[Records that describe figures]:
+ + + + +

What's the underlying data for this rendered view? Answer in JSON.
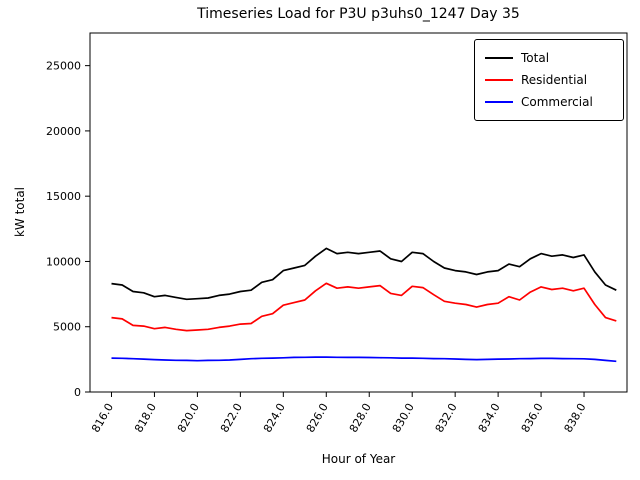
{
  "chart_data": {
    "type": "line",
    "title": "Timeseries Load for P3U p3uhs0_1247  Day 35",
    "xlabel": "Hour of Year",
    "ylabel": "kW total",
    "xlim": [
      815,
      840
    ],
    "ylim": [
      0,
      27500
    ],
    "xticks": [
      816,
      818,
      820,
      822,
      824,
      826,
      828,
      830,
      832,
      834,
      836,
      838
    ],
    "xtick_labels": [
      "816.0",
      "818.0",
      "820.0",
      "822.0",
      "824.0",
      "826.0",
      "828.0",
      "830.0",
      "832.0",
      "834.0",
      "836.0",
      "838.0"
    ],
    "yticks": [
      0,
      5000,
      10000,
      15000,
      20000,
      25000
    ],
    "ytick_labels": [
      "0",
      "5000",
      "10000",
      "15000",
      "20000",
      "25000"
    ],
    "grid": false,
    "legend_position": "upper right",
    "x": [
      816,
      816.5,
      817,
      817.5,
      818,
      818.5,
      819,
      819.5,
      820,
      820.5,
      821,
      821.5,
      822,
      822.5,
      823,
      823.5,
      824,
      824.5,
      825,
      825.5,
      826,
      826.5,
      827,
      827.5,
      828,
      828.5,
      829,
      829.5,
      830,
      830.5,
      831,
      831.5,
      832,
      832.5,
      833,
      833.5,
      834,
      834.5,
      835,
      835.5,
      836,
      836.5,
      837,
      837.5,
      838,
      838.5,
      839,
      839.5
    ],
    "series": [
      {
        "name": "Total",
        "color": "#000000",
        "values": [
          8300,
          8200,
          7700,
          7600,
          7300,
          7400,
          7250,
          7100,
          7150,
          7200,
          7400,
          7500,
          7700,
          7800,
          8400,
          8600,
          9300,
          9500,
          9700,
          10400,
          11000,
          10600,
          10700,
          10600,
          10700,
          10800,
          10200,
          10000,
          10700,
          10600,
          10000,
          9500,
          9300,
          9200,
          9000,
          9200,
          9300,
          9800,
          9600,
          10200,
          10600,
          10400,
          10500,
          10300,
          10500,
          9200,
          8200,
          7800
        ]
      },
      {
        "name": "Residential",
        "color": "#ff0000",
        "values": [
          5700,
          5600,
          5100,
          5050,
          4850,
          4950,
          4800,
          4700,
          4750,
          4800,
          4950,
          5050,
          5200,
          5250,
          5800,
          6000,
          6650,
          6850,
          7050,
          7750,
          8330,
          7950,
          8050,
          7950,
          8050,
          8150,
          7550,
          7400,
          8100,
          8000,
          7450,
          6950,
          6800,
          6700,
          6500,
          6700,
          6800,
          7300,
          7050,
          7650,
          8050,
          7850,
          7950,
          7750,
          7950,
          6700,
          5700,
          5450
        ]
      },
      {
        "name": "Commercial",
        "color": "#0000ff",
        "values": [
          2600,
          2580,
          2550,
          2520,
          2480,
          2450,
          2430,
          2420,
          2400,
          2420,
          2430,
          2450,
          2500,
          2550,
          2580,
          2600,
          2620,
          2650,
          2660,
          2670,
          2670,
          2660,
          2650,
          2650,
          2640,
          2630,
          2620,
          2600,
          2600,
          2580,
          2560,
          2550,
          2530,
          2500,
          2480,
          2500,
          2520,
          2530,
          2550,
          2560,
          2570,
          2570,
          2560,
          2550,
          2540,
          2500,
          2420,
          2350
        ]
      }
    ]
  }
}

+ + + + +

[REQUEST]: Every line of the data above should be quoted exactly. Omit the pictures.

[EXPECTED OUTPUT]:
What's the underlying data for this rendered view? Answer in JSON.
{
  "chart_data": {
    "type": "line",
    "title": "Timeseries Load for P3U p3uhs0_1247  Day 35",
    "xlabel": "Hour of Year",
    "ylabel": "kW total",
    "xlim": [
      815,
      840
    ],
    "ylim": [
      0,
      27500
    ],
    "xticks": [
      816,
      818,
      820,
      822,
      824,
      826,
      828,
      830,
      832,
      834,
      836,
      838
    ],
    "xtick_labels": [
      "816.0",
      "818.0",
      "820.0",
      "822.0",
      "824.0",
      "826.0",
      "828.0",
      "830.0",
      "832.0",
      "834.0",
      "836.0",
      "838.0"
    ],
    "yticks": [
      0,
      5000,
      10000,
      15000,
      20000,
      25000
    ],
    "ytick_labels": [
      "0",
      "5000",
      "10000",
      "15000",
      "20000",
      "25000"
    ],
    "grid": false,
    "legend_position": "upper right",
    "x": [
      816,
      816.5,
      817,
      817.5,
      818,
      818.5,
      819,
      819.5,
      820,
      820.5,
      821,
      821.5,
      822,
      822.5,
      823,
      823.5,
      824,
      824.5,
      825,
      825.5,
      826,
      826.5,
      827,
      827.5,
      828,
      828.5,
      829,
      829.5,
      830,
      830.5,
      831,
      831.5,
      832,
      832.5,
      833,
      833.5,
      834,
      834.5,
      835,
      835.5,
      836,
      836.5,
      837,
      837.5,
      838,
      838.5,
      839,
      839.5
    ],
    "series": [
      {
        "name": "Total",
        "color": "#000000",
        "values": [
          8300,
          8200,
          7700,
          7600,
          7300,
          7400,
          7250,
          7100,
          7150,
          7200,
          7400,
          7500,
          7700,
          7800,
          8400,
          8600,
          9300,
          9500,
          9700,
          10400,
          11000,
          10600,
          10700,
          10600,
          10700,
          10800,
          10200,
          10000,
          10700,
          10600,
          10000,
          9500,
          9300,
          9200,
          9000,
          9200,
          9300,
          9800,
          9600,
          10200,
          10600,
          10400,
          10500,
          10300,
          10500,
          9200,
          8200,
          7800
        ]
      },
      {
        "name": "Residential",
        "color": "#ff0000",
        "values": [
          5700,
          5600,
          5100,
          5050,
          4850,
          4950,
          4800,
          4700,
          4750,
          4800,
          4950,
          5050,
          5200,
          5250,
          5800,
          6000,
          6650,
          6850,
          7050,
          7750,
          8330,
          7950,
          8050,
          7950,
          8050,
          8150,
          7550,
          7400,
          8100,
          8000,
          7450,
          6950,
          6800,
          6700,
          6500,
          6700,
          6800,
          7300,
          7050,
          7650,
          8050,
          7850,
          7950,
          7750,
          7950,
          6700,
          5700,
          5450
        ]
      },
      {
        "name": "Commercial",
        "color": "#0000ff",
        "values": [
          2600,
          2580,
          2550,
          2520,
          2480,
          2450,
          2430,
          2420,
          2400,
          2420,
          2430,
          2450,
          2500,
          2550,
          2580,
          2600,
          2620,
          2650,
          2660,
          2670,
          2670,
          2660,
          2650,
          2650,
          2640,
          2630,
          2620,
          2600,
          2600,
          2580,
          2560,
          2550,
          2530,
          2500,
          2480,
          2500,
          2520,
          2530,
          2550,
          2560,
          2570,
          2570,
          2560,
          2550,
          2540,
          2500,
          2420,
          2350
        ]
      }
    ]
  }
}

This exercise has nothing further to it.